* BEGIN Listed entries *
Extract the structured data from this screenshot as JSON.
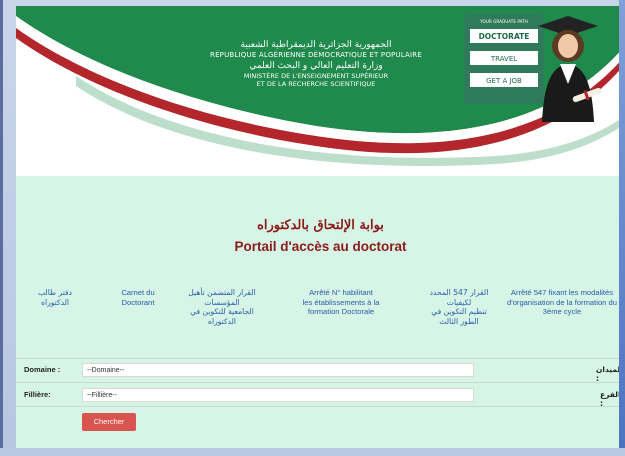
{
  "banner": {
    "ar_republic": "الجمهورية الجزائرية الديمقراطية الشعبية",
    "fr_republic": "RÉPUBLIQUE ALGÉRIENNE DÉMOCRATIQUE ET POPULAIRE",
    "ar_ministry": "وزارة التعليم العالي و البحث العلمي",
    "fr_ministry_1": "MINISTÈRE DE L'ENSEIGNEMENT SUPÉRIEUR",
    "fr_ministry_2": "ET DE LA RECHERCHE SCIENTIFIQUE",
    "sign_top": "YOUR GRADUATE PATH",
    "sign_1": "DOCTORATE",
    "sign_2": "TRAVEL",
    "sign_3": "GET A JOB"
  },
  "portal": {
    "title_ar": "بوابة الإلتحاق بالدكتوراه",
    "title_fr": "Portail d'accès au doctorat"
  },
  "links": [
    {
      "l1": "دفتر طالب",
      "l2": "الدكتوراه",
      "l3": "",
      "l4": ""
    },
    {
      "l1": "Carnet du",
      "l2": "Doctorant",
      "l3": "",
      "l4": ""
    },
    {
      "l1": "القرار      المتضمن تأهيل",
      "l2": "المؤسسات",
      "l3": "الجامعية للتكوين في",
      "l4": "الدكتوراه"
    },
    {
      "l1": "Arrêté N°        habilitant",
      "l2": "les établissements à la",
      "l3": "formation Doctorale",
      "l4": ""
    },
    {
      "l1": "القرار 547 المحدد",
      "l2": "لكيفيات",
      "l3": "تنظيم التكوين في",
      "l4": "الطور الثالث"
    },
    {
      "l1": "Arrêté 547 fixant les modalités",
      "l2": "d'organisation de la formation du",
      "l3": "3ème cycle",
      "l4": ""
    }
  ],
  "form": {
    "domaine_label": "Domaine :",
    "domaine_label_ar": "الميدان :",
    "domaine_value": "--Domaine--",
    "filiere_label": "Fillière:",
    "filiere_label_ar": "الفرع :",
    "filiere_value": "--Fillière--",
    "search_button": "Chercher"
  },
  "colors": {
    "green": "#1f8a4c",
    "red": "#b3262b",
    "page_bg": "#d6f5e6",
    "title": "#8b1a1a",
    "link": "#2a5aa8",
    "button": "#d9534f"
  }
}
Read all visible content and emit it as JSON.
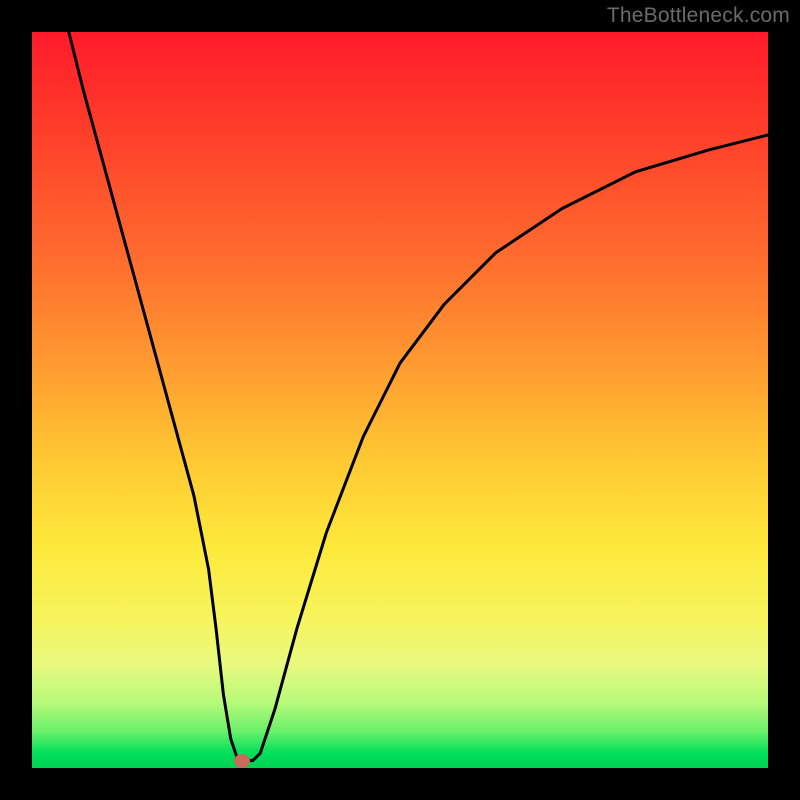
{
  "watermark": "TheBottleneck.com",
  "chart_data": {
    "type": "line",
    "title": "",
    "xlabel": "",
    "ylabel": "",
    "xlim": [
      0,
      100
    ],
    "ylim": [
      0,
      100
    ],
    "grid": false,
    "series": [
      {
        "name": "curve",
        "x": [
          5,
          7,
          10,
          13,
          16,
          19,
          22,
          24,
          25,
          26,
          27,
          28,
          29,
          30,
          31,
          33,
          36,
          40,
          45,
          50,
          56,
          63,
          72,
          82,
          92,
          100
        ],
        "values": [
          100,
          92,
          81,
          70,
          59,
          48,
          37,
          27,
          19,
          10,
          4,
          1,
          1,
          1,
          2,
          8,
          19,
          32,
          45,
          55,
          63,
          70,
          76,
          81,
          84,
          86
        ]
      }
    ],
    "marker": {
      "x": 28.5,
      "y": 1
    },
    "colors": {
      "curve": "#000000",
      "marker": "#c96a5a",
      "gradient_stops": [
        "#ff1a2a",
        "#ff6a2e",
        "#ffc832",
        "#f6f55e",
        "#00d050"
      ]
    }
  }
}
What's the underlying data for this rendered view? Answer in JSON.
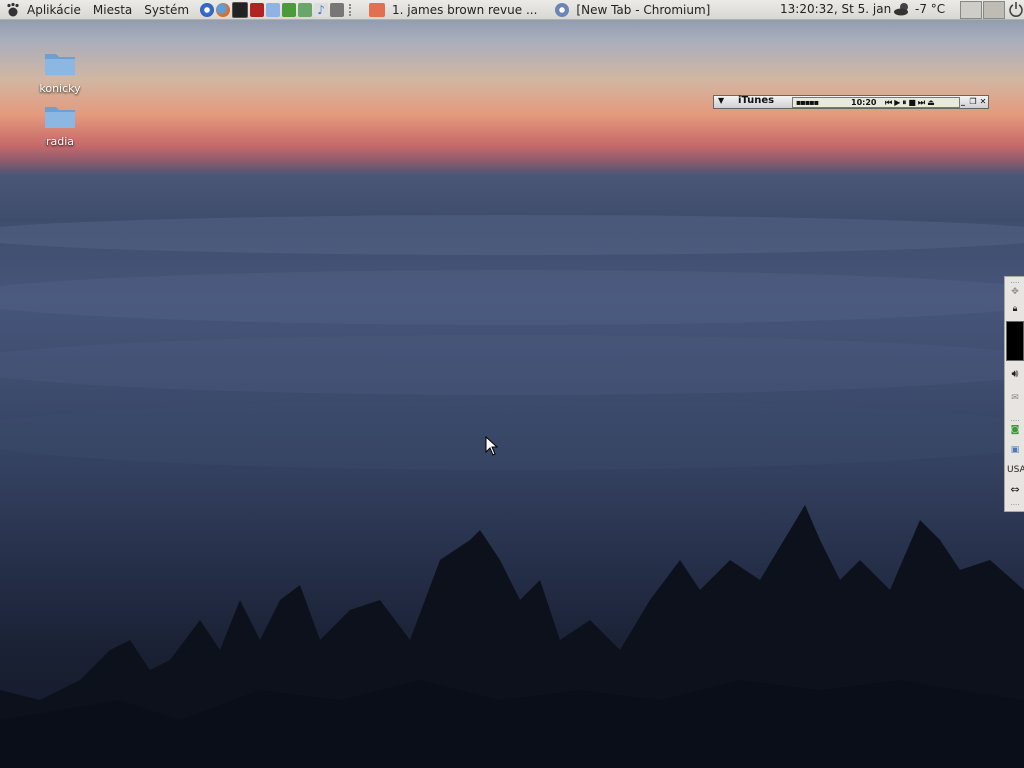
{
  "panel": {
    "menus": [
      "Aplikácie",
      "Miesta",
      "Systém"
    ],
    "launchers": [
      "chromium-icon",
      "firefox-icon",
      "terminal-icon",
      "pdf-icon",
      "files-icon",
      "tools-icon",
      "download-icon",
      "music-icon",
      "archive-icon"
    ],
    "tasks": [
      {
        "label": "1. james brown revue ...",
        "icon": "radio-app-icon"
      },
      {
        "label": "[New Tab - Chromium]",
        "icon": "chromium-icon"
      }
    ],
    "clock": "13:20:32, St  5. jan",
    "temperature": "-7 °C",
    "workspaces": 2
  },
  "desktop": {
    "icons": [
      {
        "label": "konicky"
      },
      {
        "label": "radia"
      }
    ]
  },
  "itunes": {
    "title": "iTunes",
    "time": "10:20"
  },
  "dock": {
    "keyboard_layout": "USA"
  }
}
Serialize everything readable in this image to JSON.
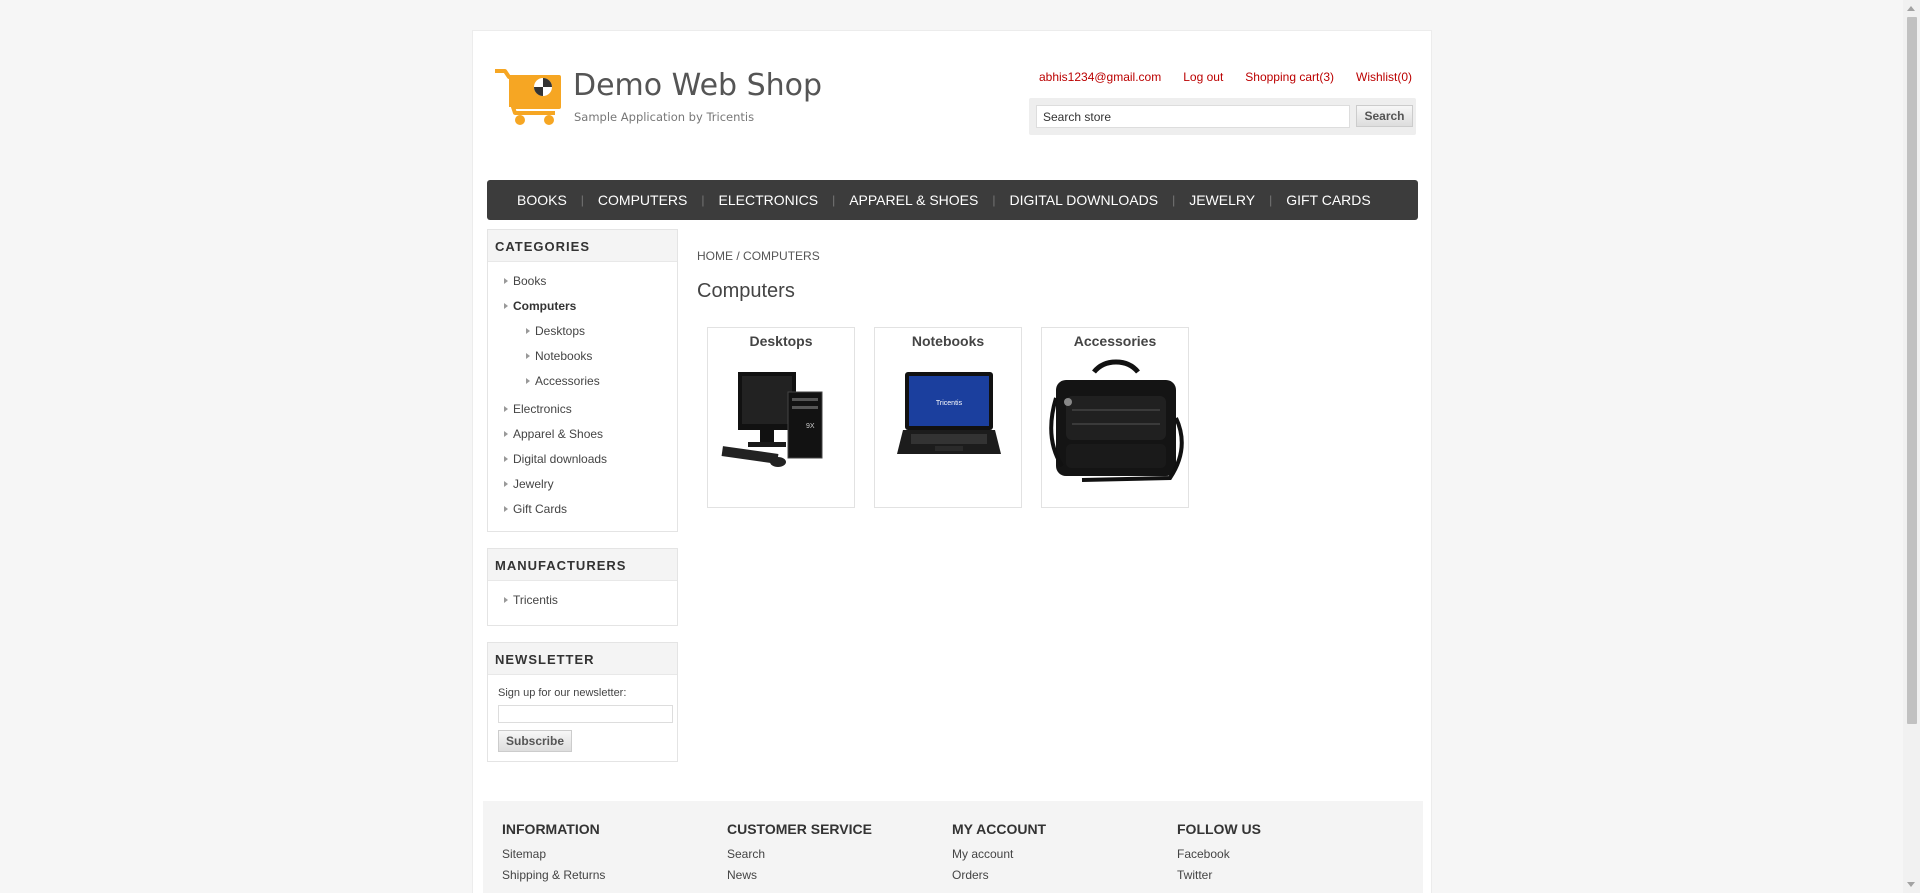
{
  "header": {
    "title": "Demo Web Shop",
    "subtitle": "Sample Application by Tricentis",
    "links": {
      "account": "abhis1234@gmail.com",
      "logout": "Log out",
      "cart": "Shopping cart(3)",
      "wishlist": "Wishlist(0)"
    },
    "search": {
      "value": "Search store",
      "button": "Search"
    }
  },
  "menu": [
    "BOOKS",
    "COMPUTERS",
    "ELECTRONICS",
    "APPAREL & SHOES",
    "DIGITAL DOWNLOADS",
    "JEWELRY",
    "GIFT CARDS"
  ],
  "categories": {
    "title": "CATEGORIES",
    "items": [
      "Books",
      "Computers",
      "Desktops",
      "Notebooks",
      "Accessories",
      "Electronics",
      "Apparel & Shoes",
      "Digital downloads",
      "Jewelry",
      "Gift Cards"
    ]
  },
  "manufacturers": {
    "title": "MANUFACTURERS",
    "items": [
      "Tricentis"
    ]
  },
  "newsletter": {
    "title": "NEWSLETTER",
    "label": "Sign up for our newsletter:",
    "value": "",
    "button": "Subscribe"
  },
  "breadcrumb": {
    "home": "HOME",
    "separator": "/",
    "current": "COMPUTERS"
  },
  "main": {
    "title": "Computers",
    "subcategories": [
      "Desktops",
      "Notebooks",
      "Accessories"
    ],
    "notebook_screen_text": "Tricentis"
  },
  "footer": {
    "information": {
      "title": "INFORMATION",
      "items": [
        "Sitemap",
        "Shipping & Returns"
      ]
    },
    "customer_service": {
      "title": "CUSTOMER SERVICE",
      "items": [
        "Search",
        "News"
      ]
    },
    "my_account": {
      "title": "MY ACCOUNT",
      "items": [
        "My account",
        "Orders"
      ]
    },
    "follow_us": {
      "title": "FOLLOW US",
      "items": [
        "Facebook",
        "Twitter"
      ]
    }
  },
  "colors": {
    "link_red": "#bb0000",
    "menu_bg": "#3c3c3c",
    "logo_orange": "#f6a623"
  },
  "icons": [
    "cart-logo-icon",
    "triangle-bullet-icon"
  ]
}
* END Listed entries *
* Exercise brief *
Every record is to be reproduced exactly, with no pictures included.

* The result *
Extract the structured data from this screenshot as JSON.
{
  "banner": {
    "ar_republic": "الجمهورية الجزائرية الديمقراطية الشعبية",
    "fr_republic": "RÉPUBLIQUE ALGÉRIENNE DÉMOCRATIQUE ET POPULAIRE",
    "ar_ministry": "وزارة التعليم العالي و البحث العلمي",
    "fr_ministry_1": "MINISTÈRE DE L'ENSEIGNEMENT SUPÉRIEUR",
    "fr_ministry_2": "ET DE LA RECHERCHE SCIENTIFIQUE",
    "sign_top": "YOUR GRADUATE PATH",
    "sign_1": "DOCTORATE",
    "sign_2": "TRAVEL",
    "sign_3": "GET A JOB"
  },
  "portal": {
    "title_ar": "بوابة الإلتحاق بالدكتوراه",
    "title_fr": "Portail d'accès au doctorat"
  },
  "links": [
    {
      "l1": "دفتر طالب",
      "l2": "الدكتوراه",
      "l3": "",
      "l4": ""
    },
    {
      "l1": "Carnet du",
      "l2": "Doctorant",
      "l3": "",
      "l4": ""
    },
    {
      "l1": "القرار      المتضمن تأهيل",
      "l2": "المؤسسات",
      "l3": "الجامعية للتكوين في",
      "l4": "الدكتوراه"
    },
    {
      "l1": "Arrêté N°        habilitant",
      "l2": "les établissements à la",
      "l3": "formation Doctorale",
      "l4": ""
    },
    {
      "l1": "القرار 547 المحدد",
      "l2": "لكيفيات",
      "l3": "تنظيم التكوين في",
      "l4": "الطور الثالث"
    },
    {
      "l1": "Arrêté 547 fixant les modalités",
      "l2": "d'organisation de la formation du",
      "l3": "3ème cycle",
      "l4": ""
    }
  ],
  "form": {
    "domaine_label": "Domaine :",
    "domaine_label_ar": "الميدان :",
    "domaine_value": "--Domaine--",
    "filiere_label": "Fillière:",
    "filiere_label_ar": "الفرع :",
    "filiere_value": "--Fillière--",
    "search_button": "Chercher"
  },
  "colors": {
    "green": "#1f8a4c",
    "red": "#b3262b",
    "page_bg": "#d6f5e6",
    "title": "#8b1a1a",
    "link": "#2a5aa8",
    "button": "#d9534f"
  }
}
Read all visible content and emit it as JSON.
{
  "watermark": "TheBottleneck.com",
  "chart_data": {
    "type": "line",
    "title": "",
    "xlabel": "",
    "ylabel": "",
    "xlim": [
      0,
      100
    ],
    "ylim": [
      0,
      100
    ],
    "grid": false,
    "series": [
      {
        "name": "curve",
        "x": [
          5,
          7,
          10,
          13,
          16,
          19,
          22,
          24,
          25,
          26,
          27,
          28,
          29,
          30,
          31,
          33,
          36,
          40,
          45,
          50,
          56,
          63,
          72,
          82,
          92,
          100
        ],
        "values": [
          100,
          92,
          81,
          70,
          59,
          48,
          37,
          27,
          19,
          10,
          4,
          1,
          1,
          1,
          2,
          8,
          19,
          32,
          45,
          55,
          63,
          70,
          76,
          81,
          84,
          86
        ]
      }
    ],
    "marker": {
      "x": 28.5,
      "y": 1
    },
    "colors": {
      "curve": "#000000",
      "marker": "#c96a5a",
      "gradient_stops": [
        "#ff1a2a",
        "#ff6a2e",
        "#ffc832",
        "#f6f55e",
        "#00d050"
      ]
    }
  }
}
What's the underlying data for this rendered view? Answer in JSON.
{
  "panel": {
    "menus": [
      "Aplikácie",
      "Miesta",
      "Systém"
    ],
    "launchers": [
      "chromium-icon",
      "firefox-icon",
      "terminal-icon",
      "pdf-icon",
      "files-icon",
      "tools-icon",
      "download-icon",
      "music-icon",
      "archive-icon"
    ],
    "tasks": [
      {
        "label": "1. james brown revue ...",
        "icon": "radio-app-icon"
      },
      {
        "label": "[New Tab - Chromium]",
        "icon": "chromium-icon"
      }
    ],
    "clock": "13:20:32, St  5. jan",
    "temperature": "-7 °C",
    "workspaces": 2
  },
  "desktop": {
    "icons": [
      {
        "label": "konicky"
      },
      {
        "label": "radia"
      }
    ]
  },
  "itunes": {
    "title": "iTunes",
    "time": "10:20"
  },
  "dock": {
    "keyboard_layout": "USA"
  }
}
Serialize everything readable in this image to JSON.
{
  "header": {
    "title": "Demo Web Shop",
    "subtitle": "Sample Application by Tricentis",
    "links": {
      "account": "abhis1234@gmail.com",
      "logout": "Log out",
      "cart": "Shopping cart(3)",
      "wishlist": "Wishlist(0)"
    },
    "search": {
      "value": "Search store",
      "button": "Search"
    }
  },
  "menu": [
    "BOOKS",
    "COMPUTERS",
    "ELECTRONICS",
    "APPAREL & SHOES",
    "DIGITAL DOWNLOADS",
    "JEWELRY",
    "GIFT CARDS"
  ],
  "categories": {
    "title": "CATEGORIES",
    "items": [
      "Books",
      "Computers",
      "Desktops",
      "Notebooks",
      "Accessories",
      "Electronics",
      "Apparel & Shoes",
      "Digital downloads",
      "Jewelry",
      "Gift Cards"
    ]
  },
  "manufacturers": {
    "title": "MANUFACTURERS",
    "items": [
      "Tricentis"
    ]
  },
  "newsletter": {
    "title": "NEWSLETTER",
    "label": "Sign up for our newsletter:",
    "value": "",
    "button": "Subscribe"
  },
  "breadcrumb": {
    "home": "HOME",
    "separator": "/",
    "current": "COMPUTERS"
  },
  "main": {
    "title": "Computers",
    "subcategories": [
      "Desktops",
      "Notebooks",
      "Accessories"
    ],
    "notebook_screen_text": "Tricentis"
  },
  "footer": {
    "information": {
      "title": "INFORMATION",
      "items": [
        "Sitemap",
        "Shipping & Returns"
      ]
    },
    "customer_service": {
      "title": "CUSTOMER SERVICE",
      "items": [
        "Search",
        "News"
      ]
    },
    "my_account": {
      "title": "MY ACCOUNT",
      "items": [
        "My account",
        "Orders"
      ]
    },
    "follow_us": {
      "title": "FOLLOW US",
      "items": [
        "Facebook",
        "Twitter"
      ]
    }
  },
  "colors": {
    "link_red": "#bb0000",
    "menu_bg": "#3c3c3c",
    "logo_orange": "#f6a623"
  },
  "icons": [
    "cart-logo-icon",
    "triangle-bullet-icon"
  ]
}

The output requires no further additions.